Every entry below must be repeated exactly; skip the pictures.

--- --- ---

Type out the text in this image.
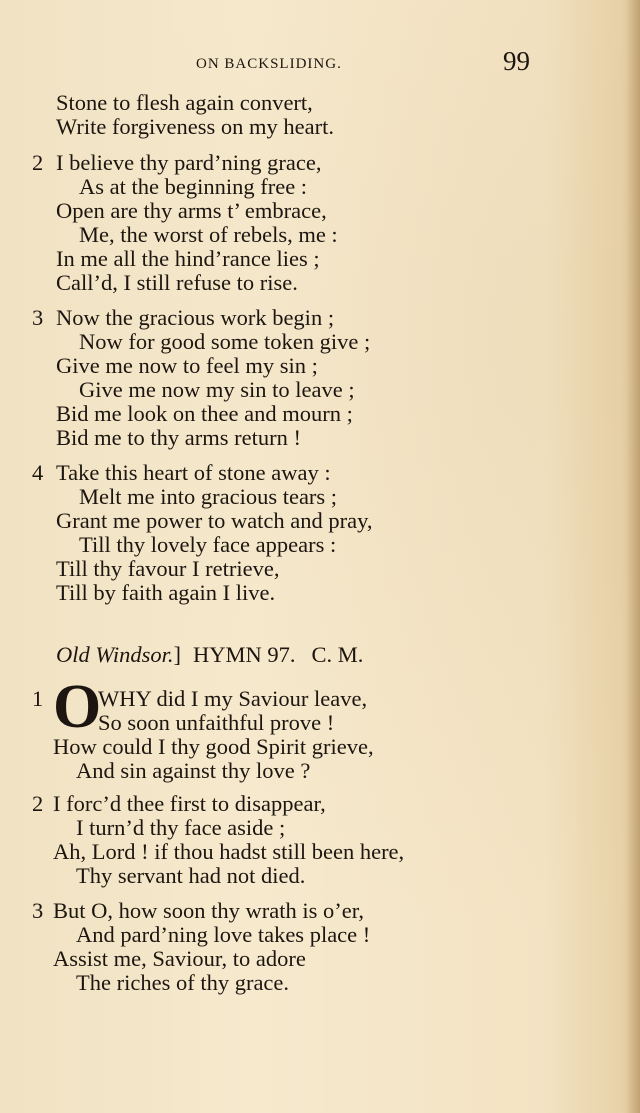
ON BACKSLIDING.	99
Stone to flesh again convert,
Write forgiveness on my heart.
2 I believe thy pard’ning grace,
As at the beginning free :
Open are thy arms t’ embrace,
Me, the worst of rebels, me :
In me all the hind’rance lies ;
Call’d, I still refuse to rise.
3 Now the gracious work begin ;
Now for good some token give ;
Give me now to feel my sin ;
Give me now my sin to leave ;
Bid me look on thee and mourn ;
Bid me to thy arms return !
4 Take this heart of stone away :
Melt me into gracious tears ;
Grant me power to watch and pray,
Till thy lovely face appears :
Till thy favour I retrieve,
Till by faith again I live.
Old Windsor.] HYMN 97. C. M.
1 O
WHY did I my Saviour leave,
So soon unfaithful prove !
How could I thy good Spirit grieve,
And sin against thy love ?
2 I forc’d thee first to disappear,
I turn’d thy face aside ;
Ah, Lord ! if thou hadst still been here,
Thy servant had not died.
3 But O, how soon thy wrath is o’er,
And pard’ning love takes place !
Assist me, Saviour, to adore
The riches of thy grace.
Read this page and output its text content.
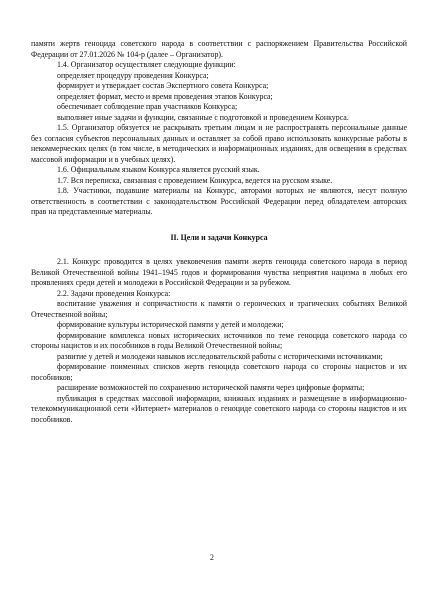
памяти жертв геноцида советского народа в соответствии с распоряжением Правительства Российской Федерации от 27.01.2026 № 104-р (далее – Организатор).

1.4. Организатор осуществляет следующие функции:

определяет процедуру проведения Конкурса;

формирует и утверждает состав Экспертного совета Конкурса;

определяет формат, место и время проведения этапов Конкурса;

обеспечивает соблюдение прав участников Конкурса;

выполняет иные задачи и функции, связанные с подготовкой и проведением Конкурса.

1.5. Организатор обязуется не раскрывать третьим лицам и не распространять персональные данные без согласия субъектов персональных данных и оставляет за собой право использовать конкурсные работы в некоммерческих целях (в том числе, в методических и информационных изданиях, для освещения в средствах массовой информации и в учебных целях).

1.6. Официальным языком Конкурса является русский язык.

1.7. Вся переписка, связанная с проведением Конкурса, ведется на русском языке.

1.8. Участники, подавшие материалы на Конкурс, авторами которых не являются, несут полную ответственность в соответствии с законодательством Российской Федерации перед обладателем авторских прав на представленные материалы.

II. Цели и задачи Конкурса

2.1. Конкурс проводится в целях увековечения памяти жертв геноцида советского народа в период Великой Отечественной войны 1941–1945 годов и формирования чувства неприятия нацизма в любых его проявлениях среди детей и молодежи в Российской Федерации и за рубежом.

2.2. Задачи проведения Конкурса:

воспитание уважения и сопричастности к памяти о героических и трагических событиях Великой Отечественной войны;

формирование культуры исторической памяти у детей и молодежи;

формирование комплекса новых исторических источников по теме геноцида советского народа со стороны нацистов и их пособников в годы Великой Отечественной войны;

развитие у детей и молодежи навыков исследовательской работы с историческими источниками;

формирование поименных списков жертв геноцида советского народа со стороны нацистов и их пособников;

расширение возможностей по сохранению исторической памяти через цифровые форматы;

публикация в средствах массовой информации, книжных изданиях и размещение в информационно-телекоммуникационной сети «Интернет» материалов о геноциде советского народа со стороны нацистов и их пособников.

2
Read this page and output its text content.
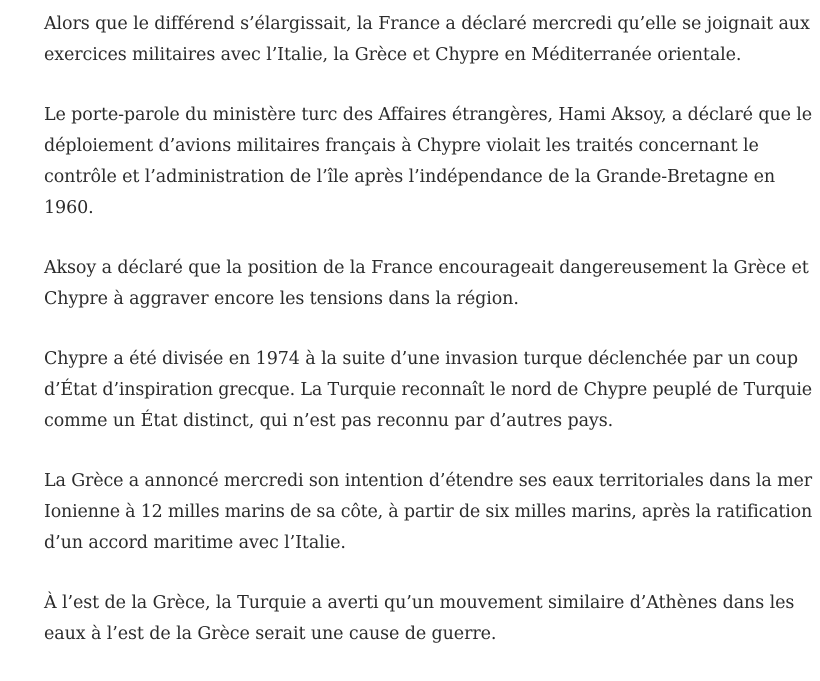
Alors que le différend s’élargissait, la France a déclaré mercredi qu’elle se joignait aux
exercices militaires avec l’Italie, la Grèce et Chypre en Méditerranée orientale.

Le porte-parole du ministère turc des Affaires étrangères, Hami Aksoy, a déclaré que le
déploiement d’avions militaires français à Chypre violait les traités concernant le
contrôle et l’administration de l’île après l’indépendance de la Grande-Bretagne en
1960.

Aksoy a déclaré que la position de la France encourageait dangereusement la Grèce et
Chypre à aggraver encore les tensions dans la région.

Chypre a été divisée en 1974 à la suite d’une invasion turque déclenchée par un coup
d’État d’inspiration grecque. La Turquie reconnaît le nord de Chypre peuplé de Turquie
comme un État distinct, qui n’est pas reconnu par d’autres pays.

La Grèce a annoncé mercredi son intention d’étendre ses eaux territoriales dans la mer
Ionienne à 12 milles marins de sa côte, à partir de six milles marins, après la ratification
d’un accord maritime avec l’Italie.

À l’est de la Grèce, la Turquie a averti qu’un mouvement similaire d’Athènes dans les
eaux à l’est de la Grèce serait une cause de guerre.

--- --- ---

FINAL RESULT:
Type out the text in this image.
ON BACKSLIDING.	99
Stone to flesh again convert,
Write forgiveness on my heart.
2 I believe thy pard’ning grace,
As at the beginning free :
Open are thy arms t’ embrace,
Me, the worst of rebels, me :
In me all the hind’rance lies ;
Call’d, I still refuse to rise.
3 Now the gracious work begin ;
Now for good some token give ;
Give me now to feel my sin ;
Give me now my sin to leave ;
Bid me look on thee and mourn ;
Bid me to thy arms return !
4 Take this heart of stone away :
Melt me into gracious tears ;
Grant me power to watch and pray,
Till thy lovely face appears :
Till thy favour I retrieve,
Till by faith again I live.
Old Windsor.] HYMN 97. C. M.
1 O
WHY did I my Saviour leave,
So soon unfaithful prove !
How could I thy good Spirit grieve,
And sin against thy love ?
2 I forc’d thee first to disappear,
I turn’d thy face aside ;
Ah, Lord ! if thou hadst still been here,
Thy servant had not died.
3 But O, how soon thy wrath is o’er,
And pard’ning love takes place !
Assist me, Saviour, to adore
The riches of thy grace.
Read this page and output its text content.
памяти жертв геноцида советского народа в соответствии с распоряжением Правительства Российской Федерации от 27.01.2026 № 104-р (далее – Организатор).

1.4. Организатор осуществляет следующие функции:

определяет процедуру проведения Конкурса;

формирует и утверждает состав Экспертного совета Конкурса;

определяет формат, место и время проведения этапов Конкурса;

обеспечивает соблюдение прав участников Конкурса;

выполняет иные задачи и функции, связанные с подготовкой и проведением Конкурса.

1.5. Организатор обязуется не раскрывать третьим лицам и не распространять персональные данные без согласия субъектов персональных данных и оставляет за собой право использовать конкурсные работы в некоммерческих целях (в том числе, в методических и информационных изданиях, для освещения в средствах массовой информации и в учебных целях).

1.6. Официальным языком Конкурса является русский язык.

1.7. Вся переписка, связанная с проведением Конкурса, ведется на русском языке.

1.8. Участники, подавшие материалы на Конкурс, авторами которых не являются, несут полную ответственность в соответствии с законодательством Российской Федерации перед обладателем авторских прав на представленные материалы.

II. Цели и задачи Конкурса

2.1. Конкурс проводится в целях увековечения памяти жертв геноцида советского народа в период Великой Отечественной войны 1941–1945 годов и формирования чувства неприятия нацизма в любых его проявлениях среди детей и молодежи в Российской Федерации и за рубежом.

2.2. Задачи проведения Конкурса:

воспитание уважения и сопричастности к памяти о героических и трагических событиях Великой Отечественной войны;

формирование культуры исторической памяти у детей и молодежи;

формирование комплекса новых исторических источников по теме геноцида советского народа со стороны нацистов и их пособников в годы Великой Отечественной войны;

развитие у детей и молодежи навыков исследовательской работы с историческими источниками;

формирование поименных списков жертв геноцида советского народа со стороны нацистов и их пособников;

расширение возможностей по сохранению исторической памяти через цифровые форматы;

публикация в средствах массовой информации, книжных изданиях и размещение в информационно-телекоммуникационной сети «Интернет» материалов о геноциде советского народа со стороны нацистов и их пособников.

2
Read this page and output its text content.
Alors que le différend s’élargissait, la France a déclaré mercredi qu’elle se joignait aux
exercices militaires avec l’Italie, la Grèce et Chypre en Méditerranée orientale.

Le porte-parole du ministère turc des Affaires étrangères, Hami Aksoy, a déclaré que le
déploiement d’avions militaires français à Chypre violait les traités concernant le
contrôle et l’administration de l’île après l’indépendance de la Grande-Bretagne en
1960.

Aksoy a déclaré que la position de la France encourageait dangereusement la Grèce et
Chypre à aggraver encore les tensions dans la région.

Chypre a été divisée en 1974 à la suite d’une invasion turque déclenchée par un coup
d’État d’inspiration grecque. La Turquie reconnaît le nord de Chypre peuplé de Turquie
comme un État distinct, qui n’est pas reconnu par d’autres pays.

La Grèce a annoncé mercredi son intention d’étendre ses eaux territoriales dans la mer
Ionienne à 12 milles marins de sa côte, à partir de six milles marins, après la ratification
d’un accord maritime avec l’Italie.

À l’est de la Grèce, la Turquie a averti qu’un mouvement similaire d’Athènes dans les
eaux à l’est de la Grèce serait une cause de guerre.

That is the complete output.